Exercise: Please quote every line word for word.

• • • • • • •

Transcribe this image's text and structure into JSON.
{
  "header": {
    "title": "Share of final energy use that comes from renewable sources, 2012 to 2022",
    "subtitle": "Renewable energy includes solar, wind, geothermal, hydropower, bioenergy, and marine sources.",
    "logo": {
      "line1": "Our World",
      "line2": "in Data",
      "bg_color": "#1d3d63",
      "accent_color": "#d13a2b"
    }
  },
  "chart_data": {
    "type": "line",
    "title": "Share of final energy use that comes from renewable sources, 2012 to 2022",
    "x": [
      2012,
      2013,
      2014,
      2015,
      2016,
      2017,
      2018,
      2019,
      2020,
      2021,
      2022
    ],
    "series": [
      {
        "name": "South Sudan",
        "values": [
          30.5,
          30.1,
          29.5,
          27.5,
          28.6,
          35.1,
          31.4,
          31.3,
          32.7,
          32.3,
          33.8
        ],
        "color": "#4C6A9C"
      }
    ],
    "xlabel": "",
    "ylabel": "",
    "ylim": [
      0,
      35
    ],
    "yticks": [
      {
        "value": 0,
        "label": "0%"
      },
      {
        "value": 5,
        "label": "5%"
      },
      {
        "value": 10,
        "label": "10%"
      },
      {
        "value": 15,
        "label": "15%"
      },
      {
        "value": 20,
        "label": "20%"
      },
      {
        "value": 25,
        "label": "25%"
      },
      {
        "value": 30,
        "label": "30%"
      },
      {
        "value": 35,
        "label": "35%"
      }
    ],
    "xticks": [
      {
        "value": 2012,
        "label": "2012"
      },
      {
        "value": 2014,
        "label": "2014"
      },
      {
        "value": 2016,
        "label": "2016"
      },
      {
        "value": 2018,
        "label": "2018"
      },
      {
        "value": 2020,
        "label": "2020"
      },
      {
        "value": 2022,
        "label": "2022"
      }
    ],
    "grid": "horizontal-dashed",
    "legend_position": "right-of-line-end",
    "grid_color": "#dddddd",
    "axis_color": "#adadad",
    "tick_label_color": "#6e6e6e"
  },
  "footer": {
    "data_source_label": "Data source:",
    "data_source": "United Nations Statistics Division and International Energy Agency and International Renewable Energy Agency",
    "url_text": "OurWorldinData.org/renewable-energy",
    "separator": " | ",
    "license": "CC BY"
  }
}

• • • • • • •

Result:
Transcribe this image's text and structure into JSON.
{
  "header": {
    "title": "Share of final energy use that comes from renewable sources, 2012 to 2022",
    "subtitle": "Renewable energy includes solar, wind, geothermal, hydropower, bioenergy, and marine sources.",
    "logo": {
      "line1": "Our World",
      "line2": "in Data",
      "bg_color": "#1d3d63",
      "accent_color": "#d13a2b"
    }
  },
  "chart_data": {
    "type": "line",
    "title": "Share of final energy use that comes from renewable sources, 2012 to 2022",
    "x": [
      2012,
      2013,
      2014,
      2015,
      2016,
      2017,
      2018,
      2019,
      2020,
      2021,
      2022
    ],
    "series": [
      {
        "name": "South Sudan",
        "values": [
          30.5,
          30.1,
          29.5,
          27.5,
          28.6,
          35.1,
          31.4,
          31.3,
          32.7,
          32.3,
          33.8
        ],
        "color": "#4C6A9C"
      }
    ],
    "xlabel": "",
    "ylabel": "",
    "ylim": [
      0,
      35
    ],
    "yticks": [
      {
        "value": 0,
        "label": "0%"
      },
      {
        "value": 5,
        "label": "5%"
      },
      {
        "value": 10,
        "label": "10%"
      },
      {
        "value": 15,
        "label": "15%"
      },
      {
        "value": 20,
        "label": "20%"
      },
      {
        "value": 25,
        "label": "25%"
      },
      {
        "value": 30,
        "label": "30%"
      },
      {
        "value": 35,
        "label": "35%"
      }
    ],
    "xticks": [
      {
        "value": 2012,
        "label": "2012"
      },
      {
        "value": 2014,
        "label": "2014"
      },
      {
        "value": 2016,
        "label": "2016"
      },
      {
        "value": 2018,
        "label": "2018"
      },
      {
        "value": 2020,
        "label": "2020"
      },
      {
        "value": 2022,
        "label": "2022"
      }
    ],
    "grid": "horizontal-dashed",
    "legend_position": "right-of-line-end",
    "grid_color": "#dddddd",
    "axis_color": "#adadad",
    "tick_label_color": "#6e6e6e"
  },
  "footer": {
    "data_source_label": "Data source:",
    "data_source": "United Nations Statistics Division and International Energy Agency and International Renewable Energy Agency",
    "url_text": "OurWorldinData.org/renewable-energy",
    "separator": " | ",
    "license": "CC BY"
  }
}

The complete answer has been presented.